(Items listed in a dataset)
=-=-=-=-=
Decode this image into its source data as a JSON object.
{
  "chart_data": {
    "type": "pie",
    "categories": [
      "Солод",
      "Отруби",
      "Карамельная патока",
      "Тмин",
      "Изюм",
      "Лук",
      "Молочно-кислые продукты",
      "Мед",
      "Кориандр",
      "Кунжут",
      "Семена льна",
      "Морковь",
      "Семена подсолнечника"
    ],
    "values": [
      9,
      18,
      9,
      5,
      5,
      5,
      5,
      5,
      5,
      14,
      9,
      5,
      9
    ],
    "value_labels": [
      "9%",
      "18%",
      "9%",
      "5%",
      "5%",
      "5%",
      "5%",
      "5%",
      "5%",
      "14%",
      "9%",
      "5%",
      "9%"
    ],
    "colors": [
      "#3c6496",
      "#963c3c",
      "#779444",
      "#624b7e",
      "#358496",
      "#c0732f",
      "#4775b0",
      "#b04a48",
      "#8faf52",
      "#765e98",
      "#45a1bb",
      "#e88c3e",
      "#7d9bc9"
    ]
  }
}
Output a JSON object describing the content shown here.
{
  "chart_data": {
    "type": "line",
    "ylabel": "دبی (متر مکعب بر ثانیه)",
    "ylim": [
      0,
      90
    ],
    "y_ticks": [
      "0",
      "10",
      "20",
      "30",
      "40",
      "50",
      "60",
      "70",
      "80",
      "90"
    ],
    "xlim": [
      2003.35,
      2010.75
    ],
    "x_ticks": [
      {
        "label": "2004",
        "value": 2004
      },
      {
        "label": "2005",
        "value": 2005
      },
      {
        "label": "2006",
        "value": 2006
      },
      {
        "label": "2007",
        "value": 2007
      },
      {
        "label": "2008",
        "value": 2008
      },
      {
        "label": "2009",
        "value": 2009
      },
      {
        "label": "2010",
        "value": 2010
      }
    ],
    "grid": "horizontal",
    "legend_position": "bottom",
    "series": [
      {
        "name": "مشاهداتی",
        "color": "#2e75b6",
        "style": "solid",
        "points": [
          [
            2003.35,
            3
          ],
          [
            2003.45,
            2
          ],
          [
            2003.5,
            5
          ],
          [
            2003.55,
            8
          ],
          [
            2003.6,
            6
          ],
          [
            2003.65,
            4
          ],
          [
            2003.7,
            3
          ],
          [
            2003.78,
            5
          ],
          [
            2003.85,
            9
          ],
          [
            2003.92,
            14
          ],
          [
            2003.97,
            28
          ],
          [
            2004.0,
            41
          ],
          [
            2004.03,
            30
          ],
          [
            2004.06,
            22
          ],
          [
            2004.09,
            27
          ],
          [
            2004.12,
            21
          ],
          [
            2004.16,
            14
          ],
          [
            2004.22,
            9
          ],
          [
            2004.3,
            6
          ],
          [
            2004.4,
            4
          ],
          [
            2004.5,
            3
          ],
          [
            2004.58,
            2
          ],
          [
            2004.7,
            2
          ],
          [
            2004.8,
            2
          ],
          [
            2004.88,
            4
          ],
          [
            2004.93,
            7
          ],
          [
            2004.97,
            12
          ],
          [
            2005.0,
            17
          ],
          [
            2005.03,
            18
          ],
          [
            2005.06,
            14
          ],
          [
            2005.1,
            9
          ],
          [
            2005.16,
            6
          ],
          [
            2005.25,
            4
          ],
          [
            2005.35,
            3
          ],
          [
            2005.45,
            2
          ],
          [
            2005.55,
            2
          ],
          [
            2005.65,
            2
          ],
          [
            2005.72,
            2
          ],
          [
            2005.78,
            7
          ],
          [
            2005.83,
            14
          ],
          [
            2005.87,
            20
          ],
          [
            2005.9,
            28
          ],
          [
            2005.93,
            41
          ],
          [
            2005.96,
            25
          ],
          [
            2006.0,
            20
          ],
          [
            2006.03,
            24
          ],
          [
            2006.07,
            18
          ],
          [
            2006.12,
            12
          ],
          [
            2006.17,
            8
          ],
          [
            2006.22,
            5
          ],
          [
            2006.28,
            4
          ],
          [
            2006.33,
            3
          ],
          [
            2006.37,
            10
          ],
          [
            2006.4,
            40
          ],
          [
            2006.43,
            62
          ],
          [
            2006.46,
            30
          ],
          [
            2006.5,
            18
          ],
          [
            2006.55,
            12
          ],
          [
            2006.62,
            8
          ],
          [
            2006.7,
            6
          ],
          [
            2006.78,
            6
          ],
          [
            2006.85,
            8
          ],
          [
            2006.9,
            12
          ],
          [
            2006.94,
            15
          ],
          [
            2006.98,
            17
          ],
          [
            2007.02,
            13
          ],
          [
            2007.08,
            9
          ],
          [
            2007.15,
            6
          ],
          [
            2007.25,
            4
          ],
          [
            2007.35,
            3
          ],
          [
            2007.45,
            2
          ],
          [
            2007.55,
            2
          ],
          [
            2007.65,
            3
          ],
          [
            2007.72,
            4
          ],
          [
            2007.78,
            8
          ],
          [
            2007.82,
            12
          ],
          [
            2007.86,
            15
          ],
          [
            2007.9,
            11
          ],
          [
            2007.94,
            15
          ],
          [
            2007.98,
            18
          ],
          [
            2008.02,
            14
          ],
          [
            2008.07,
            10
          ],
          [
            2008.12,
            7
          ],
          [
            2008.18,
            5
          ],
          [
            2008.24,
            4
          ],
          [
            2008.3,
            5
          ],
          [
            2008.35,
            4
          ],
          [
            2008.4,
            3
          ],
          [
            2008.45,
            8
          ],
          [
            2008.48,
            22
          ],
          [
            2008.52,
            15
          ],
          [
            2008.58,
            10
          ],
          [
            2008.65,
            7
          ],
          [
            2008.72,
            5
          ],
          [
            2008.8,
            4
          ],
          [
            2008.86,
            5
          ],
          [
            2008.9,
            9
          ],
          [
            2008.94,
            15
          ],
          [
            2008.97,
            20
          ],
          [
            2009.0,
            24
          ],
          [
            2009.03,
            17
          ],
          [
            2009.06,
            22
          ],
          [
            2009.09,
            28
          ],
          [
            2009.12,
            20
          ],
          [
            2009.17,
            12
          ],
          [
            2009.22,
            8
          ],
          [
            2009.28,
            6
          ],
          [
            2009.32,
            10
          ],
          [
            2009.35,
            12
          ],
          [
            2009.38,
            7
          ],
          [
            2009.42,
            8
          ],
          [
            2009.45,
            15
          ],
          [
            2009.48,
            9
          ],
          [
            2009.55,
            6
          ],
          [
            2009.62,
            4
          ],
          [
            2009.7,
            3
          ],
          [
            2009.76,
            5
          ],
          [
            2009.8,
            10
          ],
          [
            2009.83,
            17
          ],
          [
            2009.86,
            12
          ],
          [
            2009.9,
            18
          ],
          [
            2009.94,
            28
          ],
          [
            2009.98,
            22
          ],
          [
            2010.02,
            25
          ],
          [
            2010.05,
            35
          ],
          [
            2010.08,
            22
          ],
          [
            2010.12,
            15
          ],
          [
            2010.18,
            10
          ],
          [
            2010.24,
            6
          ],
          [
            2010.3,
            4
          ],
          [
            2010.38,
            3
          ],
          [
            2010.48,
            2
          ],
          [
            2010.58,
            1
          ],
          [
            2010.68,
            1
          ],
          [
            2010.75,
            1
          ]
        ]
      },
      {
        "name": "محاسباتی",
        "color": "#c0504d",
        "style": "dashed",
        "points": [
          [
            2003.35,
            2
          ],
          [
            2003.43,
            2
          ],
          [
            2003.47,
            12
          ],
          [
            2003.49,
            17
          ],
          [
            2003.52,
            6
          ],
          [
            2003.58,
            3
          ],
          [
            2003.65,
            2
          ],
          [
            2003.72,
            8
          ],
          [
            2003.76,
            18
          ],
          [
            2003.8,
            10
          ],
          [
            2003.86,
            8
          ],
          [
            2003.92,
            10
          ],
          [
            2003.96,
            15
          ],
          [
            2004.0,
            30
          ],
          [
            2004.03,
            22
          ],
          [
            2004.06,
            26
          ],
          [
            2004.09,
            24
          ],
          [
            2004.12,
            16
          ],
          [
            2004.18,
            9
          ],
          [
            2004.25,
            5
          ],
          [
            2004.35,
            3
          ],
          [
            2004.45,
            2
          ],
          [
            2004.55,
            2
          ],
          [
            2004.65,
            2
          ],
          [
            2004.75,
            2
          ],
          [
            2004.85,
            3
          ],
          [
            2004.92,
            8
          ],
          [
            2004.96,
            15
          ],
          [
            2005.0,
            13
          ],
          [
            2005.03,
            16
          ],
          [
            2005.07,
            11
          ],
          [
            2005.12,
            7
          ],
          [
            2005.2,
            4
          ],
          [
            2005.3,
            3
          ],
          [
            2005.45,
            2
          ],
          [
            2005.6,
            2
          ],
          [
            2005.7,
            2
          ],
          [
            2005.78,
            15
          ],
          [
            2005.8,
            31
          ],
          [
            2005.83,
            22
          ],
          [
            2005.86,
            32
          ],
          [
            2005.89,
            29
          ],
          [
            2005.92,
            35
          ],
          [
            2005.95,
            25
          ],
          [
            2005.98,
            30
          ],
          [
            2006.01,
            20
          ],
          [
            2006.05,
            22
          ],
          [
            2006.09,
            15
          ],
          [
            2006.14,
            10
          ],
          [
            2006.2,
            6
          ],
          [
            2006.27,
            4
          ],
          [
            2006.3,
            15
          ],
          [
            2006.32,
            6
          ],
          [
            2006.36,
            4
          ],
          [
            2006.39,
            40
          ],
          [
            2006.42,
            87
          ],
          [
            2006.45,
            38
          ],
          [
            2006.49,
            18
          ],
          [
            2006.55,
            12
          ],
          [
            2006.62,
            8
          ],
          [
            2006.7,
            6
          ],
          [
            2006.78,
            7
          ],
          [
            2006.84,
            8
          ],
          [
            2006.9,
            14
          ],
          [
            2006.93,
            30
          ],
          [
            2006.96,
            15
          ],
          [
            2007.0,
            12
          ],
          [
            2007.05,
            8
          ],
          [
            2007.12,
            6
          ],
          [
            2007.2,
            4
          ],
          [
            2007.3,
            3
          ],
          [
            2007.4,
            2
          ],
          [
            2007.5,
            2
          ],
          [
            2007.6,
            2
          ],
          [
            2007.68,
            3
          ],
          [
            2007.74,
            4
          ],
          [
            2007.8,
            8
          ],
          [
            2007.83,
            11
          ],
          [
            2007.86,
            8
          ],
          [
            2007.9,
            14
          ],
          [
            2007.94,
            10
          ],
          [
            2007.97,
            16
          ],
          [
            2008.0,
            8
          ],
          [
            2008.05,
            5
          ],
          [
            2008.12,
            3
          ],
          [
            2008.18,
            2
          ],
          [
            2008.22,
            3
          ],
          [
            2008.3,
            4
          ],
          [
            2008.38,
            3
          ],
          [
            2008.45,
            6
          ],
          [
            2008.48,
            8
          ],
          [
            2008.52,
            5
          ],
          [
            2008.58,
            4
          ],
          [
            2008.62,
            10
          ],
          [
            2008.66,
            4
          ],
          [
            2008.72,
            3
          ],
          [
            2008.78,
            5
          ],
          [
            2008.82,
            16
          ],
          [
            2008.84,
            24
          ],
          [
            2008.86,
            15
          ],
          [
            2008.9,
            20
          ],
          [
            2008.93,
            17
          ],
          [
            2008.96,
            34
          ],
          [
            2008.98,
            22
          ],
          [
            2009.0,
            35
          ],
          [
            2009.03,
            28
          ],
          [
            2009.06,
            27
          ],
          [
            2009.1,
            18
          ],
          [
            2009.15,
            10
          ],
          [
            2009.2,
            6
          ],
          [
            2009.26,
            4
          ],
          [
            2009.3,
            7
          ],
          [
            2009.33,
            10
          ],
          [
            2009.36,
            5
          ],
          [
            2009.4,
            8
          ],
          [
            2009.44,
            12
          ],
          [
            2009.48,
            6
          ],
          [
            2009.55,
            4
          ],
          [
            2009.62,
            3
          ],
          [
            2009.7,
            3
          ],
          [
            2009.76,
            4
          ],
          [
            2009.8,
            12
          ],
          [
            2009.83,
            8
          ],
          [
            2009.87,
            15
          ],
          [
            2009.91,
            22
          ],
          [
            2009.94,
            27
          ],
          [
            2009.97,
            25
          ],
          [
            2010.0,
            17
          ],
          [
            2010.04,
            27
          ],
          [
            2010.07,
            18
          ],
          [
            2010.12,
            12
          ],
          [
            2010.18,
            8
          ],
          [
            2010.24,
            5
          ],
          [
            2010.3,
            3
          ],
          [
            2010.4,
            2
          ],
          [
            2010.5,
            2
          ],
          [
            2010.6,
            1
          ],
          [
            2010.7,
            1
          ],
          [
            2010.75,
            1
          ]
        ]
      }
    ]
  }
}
=-=-=-=-=
▸ **PROBLEM STATEMENT**
Count the lines in the material above where the string "object" appears, then state only that count.

▸ **TASK SOLUTION**
2